[Items listed in a dataset]
-*-

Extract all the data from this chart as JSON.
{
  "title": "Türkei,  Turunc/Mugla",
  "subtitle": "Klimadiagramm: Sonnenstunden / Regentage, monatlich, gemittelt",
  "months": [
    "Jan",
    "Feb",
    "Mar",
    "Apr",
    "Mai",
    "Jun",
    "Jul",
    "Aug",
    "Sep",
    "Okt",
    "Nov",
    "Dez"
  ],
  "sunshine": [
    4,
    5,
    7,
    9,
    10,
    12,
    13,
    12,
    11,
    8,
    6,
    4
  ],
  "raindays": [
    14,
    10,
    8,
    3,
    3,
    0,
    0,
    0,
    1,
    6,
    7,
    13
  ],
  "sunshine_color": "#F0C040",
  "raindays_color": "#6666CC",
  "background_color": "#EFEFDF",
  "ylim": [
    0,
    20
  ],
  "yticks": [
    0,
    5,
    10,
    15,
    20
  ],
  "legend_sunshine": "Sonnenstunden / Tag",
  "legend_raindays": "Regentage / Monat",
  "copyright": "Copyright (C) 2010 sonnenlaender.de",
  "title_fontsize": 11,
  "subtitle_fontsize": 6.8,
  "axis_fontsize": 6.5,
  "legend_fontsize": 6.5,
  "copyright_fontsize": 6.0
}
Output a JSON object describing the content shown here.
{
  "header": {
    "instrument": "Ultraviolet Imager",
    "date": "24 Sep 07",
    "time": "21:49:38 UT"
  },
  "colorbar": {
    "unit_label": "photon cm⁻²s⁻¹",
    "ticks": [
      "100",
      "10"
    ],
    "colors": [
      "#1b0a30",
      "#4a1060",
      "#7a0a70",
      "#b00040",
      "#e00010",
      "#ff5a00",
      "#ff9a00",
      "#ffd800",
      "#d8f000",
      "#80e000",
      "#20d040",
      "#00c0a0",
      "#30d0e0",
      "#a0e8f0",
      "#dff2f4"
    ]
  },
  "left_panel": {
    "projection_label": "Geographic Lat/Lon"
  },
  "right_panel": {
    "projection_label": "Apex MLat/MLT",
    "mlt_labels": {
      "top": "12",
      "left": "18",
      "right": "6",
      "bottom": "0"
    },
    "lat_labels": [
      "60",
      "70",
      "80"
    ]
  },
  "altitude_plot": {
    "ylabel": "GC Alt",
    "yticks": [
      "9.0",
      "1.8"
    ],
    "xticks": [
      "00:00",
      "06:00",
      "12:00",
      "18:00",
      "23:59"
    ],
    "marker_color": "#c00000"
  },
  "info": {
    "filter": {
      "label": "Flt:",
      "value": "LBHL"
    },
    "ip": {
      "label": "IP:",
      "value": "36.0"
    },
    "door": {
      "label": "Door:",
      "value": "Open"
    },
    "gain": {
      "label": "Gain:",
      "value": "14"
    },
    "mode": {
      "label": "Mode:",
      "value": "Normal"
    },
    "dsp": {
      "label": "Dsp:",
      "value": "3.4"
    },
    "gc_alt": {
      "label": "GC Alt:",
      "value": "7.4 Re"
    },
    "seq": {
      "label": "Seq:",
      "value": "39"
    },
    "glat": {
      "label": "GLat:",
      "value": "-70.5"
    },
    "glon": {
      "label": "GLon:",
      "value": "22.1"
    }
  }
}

-*-

• [WORK TO COMPLETE]
Restate the data above exactly, keeping each word as it stands.

• [TASK SOLUTION]
Extract all the data from this chart as JSON.
{
  "title": "Türkei,  Turunc/Mugla",
  "subtitle": "Klimadiagramm: Sonnenstunden / Regentage, monatlich, gemittelt",
  "months": [
    "Jan",
    "Feb",
    "Mar",
    "Apr",
    "Mai",
    "Jun",
    "Jul",
    "Aug",
    "Sep",
    "Okt",
    "Nov",
    "Dez"
  ],
  "sunshine": [
    4,
    5,
    7,
    9,
    10,
    12,
    13,
    12,
    11,
    8,
    6,
    4
  ],
  "raindays": [
    14,
    10,
    8,
    3,
    3,
    0,
    0,
    0,
    1,
    6,
    7,
    13
  ],
  "sunshine_color": "#F0C040",
  "raindays_color": "#6666CC",
  "background_color": "#EFEFDF",
  "ylim": [
    0,
    20
  ],
  "yticks": [
    0,
    5,
    10,
    15,
    20
  ],
  "legend_sunshine": "Sonnenstunden / Tag",
  "legend_raindays": "Regentage / Monat",
  "copyright": "Copyright (C) 2010 sonnenlaender.de",
  "title_fontsize": 11,
  "subtitle_fontsize": 6.8,
  "axis_fontsize": 6.5,
  "legend_fontsize": 6.5,
  "copyright_fontsize": 6.0
}
Output a JSON object describing the content shown here.
{
  "header": {
    "instrument": "Ultraviolet Imager",
    "date": "24 Sep 07",
    "time": "21:49:38 UT"
  },
  "colorbar": {
    "unit_label": "photon cm⁻²s⁻¹",
    "ticks": [
      "100",
      "10"
    ],
    "colors": [
      "#1b0a30",
      "#4a1060",
      "#7a0a70",
      "#b00040",
      "#e00010",
      "#ff5a00",
      "#ff9a00",
      "#ffd800",
      "#d8f000",
      "#80e000",
      "#20d040",
      "#00c0a0",
      "#30d0e0",
      "#a0e8f0",
      "#dff2f4"
    ]
  },
  "left_panel": {
    "projection_label": "Geographic Lat/Lon"
  },
  "right_panel": {
    "projection_label": "Apex MLat/MLT",
    "mlt_labels": {
      "top": "12",
      "left": "18",
      "right": "6",
      "bottom": "0"
    },
    "lat_labels": [
      "60",
      "70",
      "80"
    ]
  },
  "altitude_plot": {
    "ylabel": "GC Alt",
    "yticks": [
      "9.0",
      "1.8"
    ],
    "xticks": [
      "00:00",
      "06:00",
      "12:00",
      "18:00",
      "23:59"
    ],
    "marker_color": "#c00000"
  },
  "info": {
    "filter": {
      "label": "Flt:",
      "value": "LBHL"
    },
    "ip": {
      "label": "IP:",
      "value": "36.0"
    },
    "door": {
      "label": "Door:",
      "value": "Open"
    },
    "gain": {
      "label": "Gain:",
      "value": "14"
    },
    "mode": {
      "label": "Mode:",
      "value": "Normal"
    },
    "dsp": {
      "label": "Dsp:",
      "value": "3.4"
    },
    "gc_alt": {
      "label": "GC Alt:",
      "value": "7.4 Re"
    },
    "seq": {
      "label": "Seq:",
      "value": "39"
    },
    "glat": {
      "label": "GLat:",
      "value": "-70.5"
    },
    "glon": {
      "label": "GLon:",
      "value": "22.1"
    }
  }
}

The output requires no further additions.